== Given data ==

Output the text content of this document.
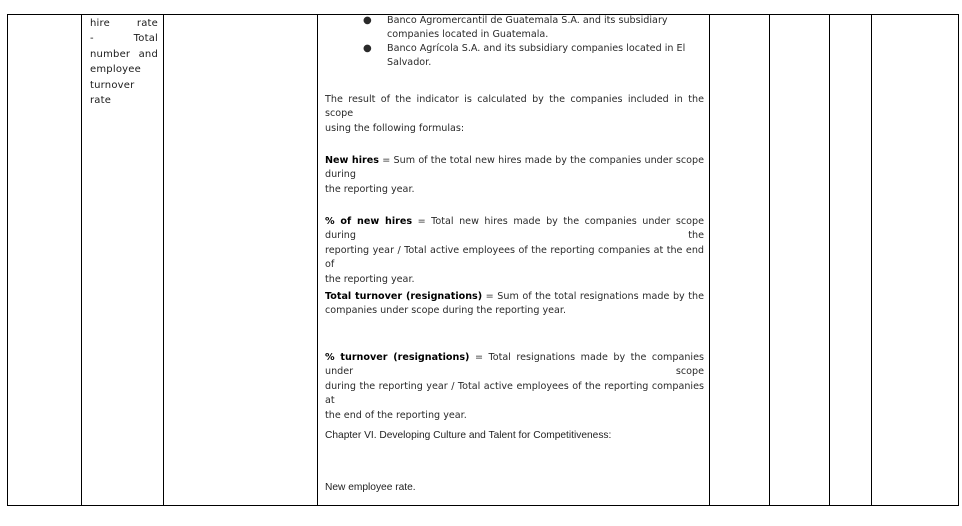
hire rate
- Total
number and
employee
turnover rate
● Banco Agromercantil de Guatemala S.A. and its subsidiary
companies located in Guatemala.
● Banco Agrícola S.A. and its subsidiary companies located in El
Salvador.
The result of the indicator is calculated by the companies included in the scope
using the following formulas:
New hires = Sum of the total new hires made by the companies under scope during
the reporting year.
% of new hires = Total new hires made by the companies under scope during the
reporting year / Total active employees of the reporting companies at the end of
the reporting year.
Total turnover (resignations) = Sum of the total resignations made by the
companies under scope during the reporting year.
% turnover (resignations) = Total resignations made by the companies under scope
during the reporting year / Total active employees of the reporting companies at
the end of the reporting year.
Chapter VI. Developing Culture and Talent for Competitiveness:
New employee rate.
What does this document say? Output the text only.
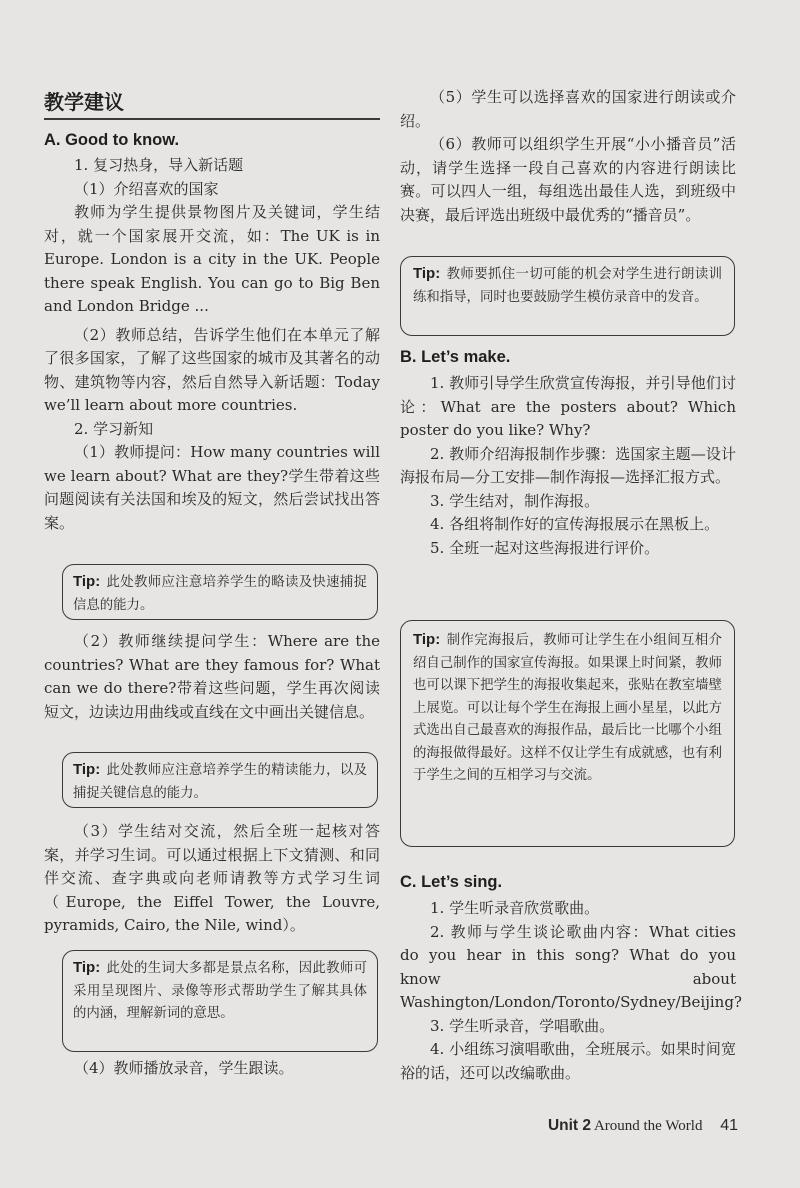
教学建议
A. Good to know.

1. 复习热身，导入新话题

（1）介绍喜欢的国家

教师为学生提供景物图片及关键词，学生结对，就一个国家展开交流，如：The UK is in Europe. London is a city in the UK. People there speak English. You can go to Big Ben and London Bridge ...

（2）教师总结，告诉学生他们在本单元了解了很多国家，了解了这些国家的城市及其著名的动物、建筑物等内容，然后自然导入新话题：Today we’ll learn about more countries.

2. 学习新知

（1）教师提问：How many countries will we learn about? What are they?学生带着这些问题阅读有关法国和埃及的短文，然后尝试找出答案。

Tip: 此处教师应注意培养学生的略读及快速捕捉信息的能力。

（2）教师继续提问学生：Where are the countries? What are they famous for? What can we do there?带着这些问题，学生再次阅读短文，边读边用曲线或直线在文中画出关键信息。

Tip: 此处教师应注意培养学生的精读能力，以及捕捉关键信息的能力。

（3）学生结对交流，然后全班一起核对答案，并学习生词。可以通过根据上下文猜测、和同伴交流、查字典或向老师请教等方式学习生词（Europe, the Eiffel Tower, the Louvre, pyramids, Cairo, the Nile, wind）。

Tip: 此处的生词大多都是景点名称，因此教师可采用呈现图片、录像等形式帮助学生了解其具体的内涵，理解新词的意思。

（4）教师播放录音，学生跟读。

（5）学生可以选择喜欢的国家进行朗读或介绍。

（6）教师可以组织学生开展“小小播音员”活动，请学生选择一段自己喜欢的内容进行朗读比赛。可以四人一组，每组选出最佳人选，到班级中决赛，最后评选出班级中最优秀的“播音员”。

Tip: 教师要抓住一切可能的机会对学生进行朗读训练和指导，同时也要鼓励学生模仿录音中的发音。

B. Let’s make.

1. 教师引导学生欣赏宣传海报，并引导他们讨论：What are the posters about? Which poster do you like? Why?

2. 教师介绍海报制作步骤：选国家主题—设计海报布局—分工安排—制作海报—选择汇报方式。

3. 学生结对，制作海报。

4. 各组将制作好的宣传海报展示在黑板上。

5. 全班一起对这些海报进行评价。

Tip: 制作完海报后，教师可让学生在小组间互相介绍自己制作的国家宣传海报。如果课上时间紧，教师也可以课下把学生的海报收集起来，张贴在教室墙壁上展览。可以让每个学生在海报上画小星星，以此方式选出自己最喜欢的海报作品，最后比一比哪个小组的海报做得最好。这样不仅让学生有成就感，也有利于学生之间的互相学习与交流。

C. Let’s sing.

1. 学生听录音欣赏歌曲。

2. 教师与学生谈论歌曲内容：What cities do you hear in this song? What do you know about Washington/London/Toronto/Sydney/Beijing?

3. 学生听录音，学唱歌曲。

4. 小组练习演唱歌曲，全班展示。如果时间宽裕的话，还可以改编歌曲。

Unit 2 Around the World 41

===

■ What you are asked to do: Copy out the listing exactly as it stands, but not the pictures.

■ Response to the task:
Output the text content of this document.
hire rate
- Total
number and
employee
turnover rate
● Banco Agromercantil de Guatemala S.A. and its subsidiary
companies located in Guatemala.
● Banco Agrícola S.A. and its subsidiary companies located in El
Salvador.
The result of the indicator is calculated by the companies included in the scope
using the following formulas:
New hires = Sum of the total new hires made by the companies under scope during
the reporting year.
% of new hires = Total new hires made by the companies under scope during the
reporting year / Total active employees of the reporting companies at the end of
the reporting year.
Total turnover (resignations) = Sum of the total resignations made by the
companies under scope during the reporting year.
% turnover (resignations) = Total resignations made by the companies under scope
during the reporting year / Total active employees of the reporting companies at
the end of the reporting year.
Chapter VI. Developing Culture and Talent for Competitiveness:
New employee rate.
What does this document say? Output the text only.
教学建议
A. Good to know.

1. 复习热身，导入新话题

（1）介绍喜欢的国家

教师为学生提供景物图片及关键词，学生结对，就一个国家展开交流，如：The UK is in Europe. London is a city in the UK. People there speak English. You can go to Big Ben and London Bridge ...

（2）教师总结，告诉学生他们在本单元了解了很多国家，了解了这些国家的城市及其著名的动物、建筑物等内容，然后自然导入新话题：Today we’ll learn about more countries.

2. 学习新知

（1）教师提问：How many countries will we learn about? What are they?学生带着这些问题阅读有关法国和埃及的短文，然后尝试找出答案。

Tip: 此处教师应注意培养学生的略读及快速捕捉信息的能力。

（2）教师继续提问学生：Where are the countries? What are they famous for? What can we do there?带着这些问题，学生再次阅读短文，边读边用曲线或直线在文中画出关键信息。

Tip: 此处教师应注意培养学生的精读能力，以及捕捉关键信息的能力。

（3）学生结对交流，然后全班一起核对答案，并学习生词。可以通过根据上下文猜测、和同伴交流、查字典或向老师请教等方式学习生词（Europe, the Eiffel Tower, the Louvre, pyramids, Cairo, the Nile, wind）。

Tip: 此处的生词大多都是景点名称，因此教师可采用呈现图片、录像等形式帮助学生了解其具体的内涵，理解新词的意思。

（4）教师播放录音，学生跟读。

（5）学生可以选择喜欢的国家进行朗读或介绍。

（6）教师可以组织学生开展“小小播音员”活动，请学生选择一段自己喜欢的内容进行朗读比赛。可以四人一组，每组选出最佳人选，到班级中决赛，最后评选出班级中最优秀的“播音员”。

Tip: 教师要抓住一切可能的机会对学生进行朗读训练和指导，同时也要鼓励学生模仿录音中的发音。

B. Let’s make.

1. 教师引导学生欣赏宣传海报，并引导他们讨论：What are the posters about? Which poster do you like? Why?

2. 教师介绍海报制作步骤：选国家主题—设计海报布局—分工安排—制作海报—选择汇报方式。

3. 学生结对，制作海报。

4. 各组将制作好的宣传海报展示在黑板上。

5. 全班一起对这些海报进行评价。

Tip: 制作完海报后，教师可让学生在小组间互相介绍自己制作的国家宣传海报。如果课上时间紧，教师也可以课下把学生的海报收集起来，张贴在教室墙壁上展览。可以让每个学生在海报上画小星星，以此方式选出自己最喜欢的海报作品，最后比一比哪个小组的海报做得最好。这样不仅让学生有成就感，也有利于学生之间的互相学习与交流。

C. Let’s sing.

1. 学生听录音欣赏歌曲。

2. 教师与学生谈论歌曲内容：What cities do you hear in this song? What do you know about Washington/London/Toronto/Sydney/Beijing?

3. 学生听录音，学唱歌曲。

4. 小组练习演唱歌曲，全班展示。如果时间宽裕的话，还可以改编歌曲。

Unit 2 Around the World 41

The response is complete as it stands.